Collection entries

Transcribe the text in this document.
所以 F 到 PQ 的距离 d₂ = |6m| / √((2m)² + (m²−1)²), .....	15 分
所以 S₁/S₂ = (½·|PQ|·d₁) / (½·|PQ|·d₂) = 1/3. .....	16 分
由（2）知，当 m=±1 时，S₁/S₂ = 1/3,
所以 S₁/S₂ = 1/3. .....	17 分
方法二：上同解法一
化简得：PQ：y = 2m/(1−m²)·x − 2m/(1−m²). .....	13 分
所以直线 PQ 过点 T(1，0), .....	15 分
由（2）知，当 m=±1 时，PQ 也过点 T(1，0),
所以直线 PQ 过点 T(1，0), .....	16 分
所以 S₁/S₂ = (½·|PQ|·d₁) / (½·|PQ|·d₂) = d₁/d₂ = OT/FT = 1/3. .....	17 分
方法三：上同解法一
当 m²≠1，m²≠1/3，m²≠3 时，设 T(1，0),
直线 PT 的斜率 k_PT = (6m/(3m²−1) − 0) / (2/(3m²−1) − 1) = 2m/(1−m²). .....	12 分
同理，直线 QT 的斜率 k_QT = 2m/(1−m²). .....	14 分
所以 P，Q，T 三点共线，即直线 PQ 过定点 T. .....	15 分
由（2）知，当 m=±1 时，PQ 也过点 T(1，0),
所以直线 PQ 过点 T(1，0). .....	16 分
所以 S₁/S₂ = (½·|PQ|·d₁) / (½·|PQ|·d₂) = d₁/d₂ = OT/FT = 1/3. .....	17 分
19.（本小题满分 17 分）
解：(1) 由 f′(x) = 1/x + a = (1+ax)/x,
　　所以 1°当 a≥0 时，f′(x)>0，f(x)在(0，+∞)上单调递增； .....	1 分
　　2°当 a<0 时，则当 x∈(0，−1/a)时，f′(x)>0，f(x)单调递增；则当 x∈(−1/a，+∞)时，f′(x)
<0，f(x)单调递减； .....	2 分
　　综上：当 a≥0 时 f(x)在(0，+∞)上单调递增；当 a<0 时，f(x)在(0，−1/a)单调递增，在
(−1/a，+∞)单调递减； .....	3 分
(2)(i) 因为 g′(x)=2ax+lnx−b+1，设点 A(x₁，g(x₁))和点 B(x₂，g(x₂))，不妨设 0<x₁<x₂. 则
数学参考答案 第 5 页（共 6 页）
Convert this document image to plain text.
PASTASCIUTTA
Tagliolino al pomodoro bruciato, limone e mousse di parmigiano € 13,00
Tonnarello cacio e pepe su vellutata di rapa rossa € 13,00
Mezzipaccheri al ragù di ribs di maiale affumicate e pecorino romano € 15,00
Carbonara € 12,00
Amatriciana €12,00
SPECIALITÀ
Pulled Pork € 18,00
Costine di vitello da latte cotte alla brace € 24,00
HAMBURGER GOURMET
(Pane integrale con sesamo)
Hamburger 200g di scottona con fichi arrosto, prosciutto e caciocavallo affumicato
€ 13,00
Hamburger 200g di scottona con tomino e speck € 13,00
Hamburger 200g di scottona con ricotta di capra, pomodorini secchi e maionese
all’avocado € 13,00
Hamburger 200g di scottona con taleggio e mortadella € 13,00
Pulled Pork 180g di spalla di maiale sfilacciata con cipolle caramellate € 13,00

DO THIS
Retype all of the entries precisely as they are.

RESULT OF THE EXERCISE
Transcribe the text in this document.
所以 F 到 PQ 的距离 d₂ = |6m| / √((2m)² + (m²−1)²), .....	15 分
所以 S₁/S₂ = (½·|PQ|·d₁) / (½·|PQ|·d₂) = 1/3. .....	16 分
由（2）知，当 m=±1 时，S₁/S₂ = 1/3,
所以 S₁/S₂ = 1/3. .....	17 分
方法二：上同解法一
化简得：PQ：y = 2m/(1−m²)·x − 2m/(1−m²). .....	13 分
所以直线 PQ 过点 T(1，0), .....	15 分
由（2）知，当 m=±1 时，PQ 也过点 T(1，0),
所以直线 PQ 过点 T(1，0), .....	16 分
所以 S₁/S₂ = (½·|PQ|·d₁) / (½·|PQ|·d₂) = d₁/d₂ = OT/FT = 1/3. .....	17 分
方法三：上同解法一
当 m²≠1，m²≠1/3，m²≠3 时，设 T(1，0),
直线 PT 的斜率 k_PT = (6m/(3m²−1) − 0) / (2/(3m²−1) − 1) = 2m/(1−m²). .....	12 分
同理，直线 QT 的斜率 k_QT = 2m/(1−m²). .....	14 分
所以 P，Q，T 三点共线，即直线 PQ 过定点 T. .....	15 分
由（2）知，当 m=±1 时，PQ 也过点 T(1，0),
所以直线 PQ 过点 T(1，0). .....	16 分
所以 S₁/S₂ = (½·|PQ|·d₁) / (½·|PQ|·d₂) = d₁/d₂ = OT/FT = 1/3. .....	17 分
19.（本小题满分 17 分）
解：(1) 由 f′(x) = 1/x + a = (1+ax)/x,
　　所以 1°当 a≥0 时，f′(x)>0，f(x)在(0，+∞)上单调递增； .....	1 分
　　2°当 a<0 时，则当 x∈(0，−1/a)时，f′(x)>0，f(x)单调递增；则当 x∈(−1/a，+∞)时，f′(x)
<0，f(x)单调递减； .....	2 分
　　综上：当 a≥0 时 f(x)在(0，+∞)上单调递增；当 a<0 时，f(x)在(0，−1/a)单调递增，在
(−1/a，+∞)单调递减； .....	3 分
(2)(i) 因为 g′(x)=2ax+lnx−b+1，设点 A(x₁，g(x₁))和点 B(x₂，g(x₂))，不妨设 0<x₁<x₂. 则
数学参考答案 第 5 页（共 6 页）
Convert this document image to plain text.
PASTASCIUTTA
Tagliolino al pomodoro bruciato, limone e mousse di parmigiano € 13,00
Tonnarello cacio e pepe su vellutata di rapa rossa € 13,00
Mezzipaccheri al ragù di ribs di maiale affumicate e pecorino romano € 15,00
Carbonara € 12,00
Amatriciana €12,00
SPECIALITÀ
Pulled Pork € 18,00
Costine di vitello da latte cotte alla brace € 24,00
HAMBURGER GOURMET
(Pane integrale con sesamo)
Hamburger 200g di scottona con fichi arrosto, prosciutto e caciocavallo affumicato
€ 13,00
Hamburger 200g di scottona con tomino e speck € 13,00
Hamburger 200g di scottona con ricotta di capra, pomodorini secchi e maionese
all’avocado € 13,00
Hamburger 200g di scottona con taleggio e mortadella € 13,00
Pulled Pork 180g di spalla di maiale sfilacciata con cipolle caramellate € 13,00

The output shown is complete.